_Set problem 1_.
Convert the records from the line with "series-line-3: [633, 154, 1109, 396]" up to and including the line with "series-line-2: [636, 10, 1108, 273]" into a Markdown table with the columns Row and Line. Number each line in the Row column and omit blank lines.

_Selection_.
** Start **

Here’s an illustration of the process:

groupby_demo

Notice how our code correctly determines that Lyndon Johnson from the Democratic Party has the highest voter %.

More generally, lambda functions are used to design custom aggregation functions that aren’t pre-defined by Python. The input parameter x to the lambda function is a GroupBy object. Therefore, it should make sense why lambda x : x.iloc[0] selects the first row in each groupby object.

In fact, there’s a few different ways to approach this problem. Each approach has different tradeoffs in terms of readability, performance, memory consumption, complexity, etc. We’ve given a few examples below.

Note: Understanding these alternative solutions is not required. They are given to demonstrate the vast number of problem-solving approaches in pandas.

# Using the idxmax function
best_per_party = elections.loc[elections.groupby('Party')['%'].idxmax()]
best_per_party.head(5)

** End **

_Set problem 2_.
Revise the passage on pandas groupby from "Notice how our" up to and including "few examples below.", replacing "readability" with "clarity".

_Data extract_.
** Start **

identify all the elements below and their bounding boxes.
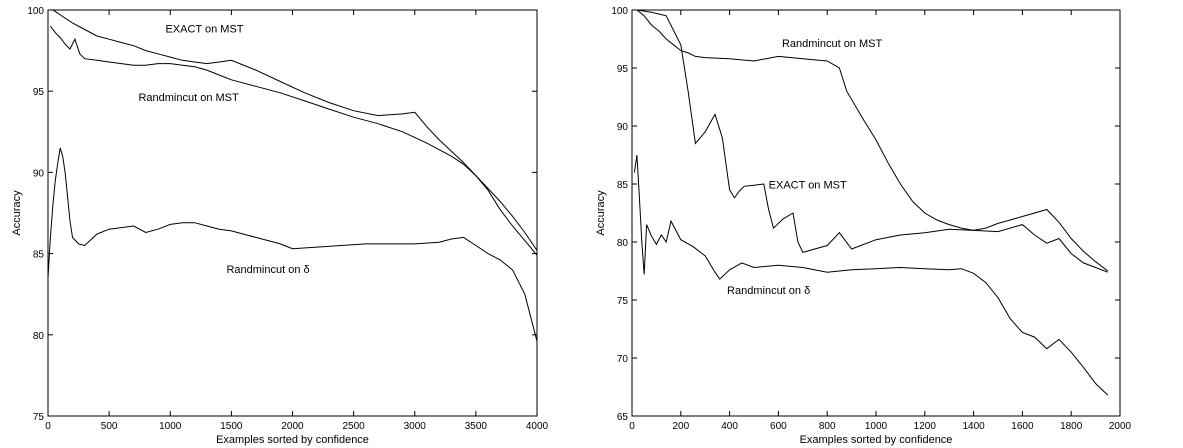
series-line-3: [633, 154, 1109, 396]
x-tick-label: 800: [819, 421, 836, 432]
plot-frame: [631, 9, 1121, 417]
y-tick-label: 75: [617, 296, 629, 307]
x-tick-label: 500: [101, 421, 118, 432]
plot-frame: [47, 9, 538, 417]
y-tick-label: 95: [617, 64, 629, 75]
series-annotation: EXACT on MST: [769, 180, 847, 192]
y-tick-label: 90: [617, 122, 629, 133]
y-tick-label: 80: [33, 331, 45, 342]
x-tick-label: 1200: [914, 421, 937, 432]
x-tick-label: 400: [721, 421, 738, 432]
x-tick-label: 1000: [865, 421, 888, 432]
x-tick-label: 0: [45, 421, 51, 432]
x-tick-label: 1500: [220, 421, 243, 432]
series-group: [633, 10, 1109, 396]
y-tick-label: 100: [27, 6, 44, 17]
x-tick-label: 200: [672, 421, 689, 432]
x-tick-label: 2000: [281, 421, 304, 432]
x-tick-label: 3000: [404, 421, 427, 432]
y-axis-title: Accuracy: [595, 190, 607, 236]
x-axis-title: Examples sorted by confidence: [800, 434, 953, 446]
y-tick-label: 90: [33, 168, 45, 179]
y-tick-label: 85: [33, 250, 45, 261]
y-tick-label: 65: [617, 412, 629, 423]
x-tick-label: 1800: [1060, 421, 1083, 432]
series-annotation: Randmincut on MST: [138, 92, 239, 104]
y-tick-label: 70: [617, 354, 629, 365]
series-line-1: [52, 10, 537, 256]
series-line-3: [48, 147, 537, 342]
x-tick-label: 2500: [343, 421, 366, 432]
x-tick-label: 0: [629, 421, 635, 432]
y-tick-label: 75: [33, 412, 45, 423]
series-annotation: EXACT on MST: [165, 24, 243, 36]
series-annotation: Randmincut on δ: [226, 264, 309, 276]
series-annotation: Randmincut on δ: [727, 285, 810, 297]
x-tick-label: 4000: [526, 421, 549, 432]
y-tick-label: 85: [617, 180, 629, 191]
x-tick-label: 600: [770, 421, 787, 432]
x-tick-label: 3500: [465, 421, 488, 432]
y-tick-label: 80: [617, 238, 629, 249]
series-line-2: [636, 10, 1108, 273]
y-tick-label: 100: [611, 6, 628, 17]
x-tick-label: 1400: [962, 421, 985, 432]
series-group: [48, 10, 537, 342]
series-annotation: Randmincut on MST: [782, 38, 883, 50]
chart-2: 0 200 400 600 800 1000 1200 1400 1600 1800 2000 65 7…: [595, 6, 1132, 446]
chart-1: 0 500 1000 1500 2000 2500 3000 3500 4000 75 80 85 90…: [11, 6, 549, 446]
series-line-2: [50, 25, 537, 251]
x-tick-label: 1600: [1011, 421, 1034, 432]
x-axis-title: Examples sorted by confidence: [216, 434, 369, 446]
x-tick-label: 1000: [159, 421, 182, 432]
y-tick-label: 95: [33, 87, 45, 98]
x-tick-label: 2000: [1109, 421, 1132, 432]
y-axis-title: Accuracy: [11, 190, 23, 236]
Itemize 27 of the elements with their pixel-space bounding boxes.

** End **

_Correct result 1_.
| Row | Line |
|---|---|
| 1 | series-line-3: [633, 154, 1109, 396] |
| 2 | x-tick-label: 800: [819, 421, 836, 432] |
| 3 | plot-frame: [631, 9, 1121, 417] |
| 4 | y-tick-label: 75: [617, 296, 629, 307] |
| 5 | x-tick-label: 500: [101, 421, 118, 432] |
| 6 | plot-frame: [47, 9, 538, 417] |
| 7 | y-tick-label: 95: [617, 64, 629, 75] |
| 8 | series-annotation: EXACT on MST: [769, 180, 847, 192] |
| 9 | y-tick-label: 90: [617, 122, 629, 133] |
| 10 | y-tick-label: 80: [33, 331, 45, 342] |
| 11 | x-tick-label: 1200: [914, 421, 937, 432] |
| 12 | x-tick-label: 400: [721, 421, 738, 432] |
| 13 | x-tick-label: 1000: [865, 421, 888, 432] |
| 14 | x-tick-label: 0: [45, 421, 51, 432] |
| 15 | x-tick-label: 1500: [220, 421, 243, 432] |
| 16 | series-group: [633, 10, 1109, 396] |
| 17 | y-tick-label: 100: [27, 6, 44, 17] |
| 18 | x-tick-label: 200: [672, 421, 689, 432] |
| 19 | x-tick-label: 2000: [281, 421, 304, 432] |
| 20 | x-tick-label: 3000: [404, 421, 427, 432] |
| 21 | y-axis-title: Accuracy: [595, 190, 607, 236] |
| 22 | x-axis-title: Examples sorted by confidence: [800, 434, 953, 446] |
| 23 | y-tick-label: 90: [33, 168, 45, 179] |
| 24 | y-tick-label: 85: [33, 250, 45, 261] |
| 25 | y-tick-label: 65: [617, 412, 629, 423] |
| 26 | x-tick-label: 1800: [1060, 421, 1083, 432] |
| 27 | series-annotation: Randmincut on MST: [138, 92, 239, 104] |
| 28 | y-tick-label: 70: [617, 354, 629, 365] |
| 29 | series-line-1: [52, 10, 537, 256] |
| 30 | series-line-3: [48, 147, 537, 342] |
| 31 | x-tick-label: 2500: [343, 421, 366, 432] |
| 32 | x-tick-label: 0: [629, 421, 635, 432] |
| 33 | y-tick-label: 75: [33, 412, 45, 423] |
| 34 | series-annotation: EXACT on MST: [165, 24, 243, 36] |
| 35 | series-annotation: Randmincut on δ: [226, 264, 309, 276] |
| 36 | series-annotation: Randmincut on δ: [727, 285, 810, 297] |
| 37 | x-tick-label: 4000: [526, 421, 549, 432] |
| 38 | y-tick-label: 85: [617, 180, 629, 191] |
| 39 | x-tick-label: 600: [770, 421, 787, 432] |
| 40 | x-tick-label: 3500: [465, 421, 488, 432] |
| 41 | y-tick-label: 80: [617, 238, 629, 249] |
| 42 | series-line-2: [636, 10, 1108, 273] |

_Correct result 2_.
Notice how our code correctly determines that Lyndon Johnson from the Democratic Party has the highest voter %.

More generally, lambda functions are used to design custom aggregation functions that aren’t pre-defined by Python. The input parameter x to the lambda function is a GroupBy object. Therefore, it should make sense why lambda x : x.iloc[0] selects the first row in each groupby object.

In fact, there’s a few different ways to approach this problem. Each approach has different tradeoffs in terms of clarity, performance, memory consumption, complexity, etc. We’ve given a few examples below.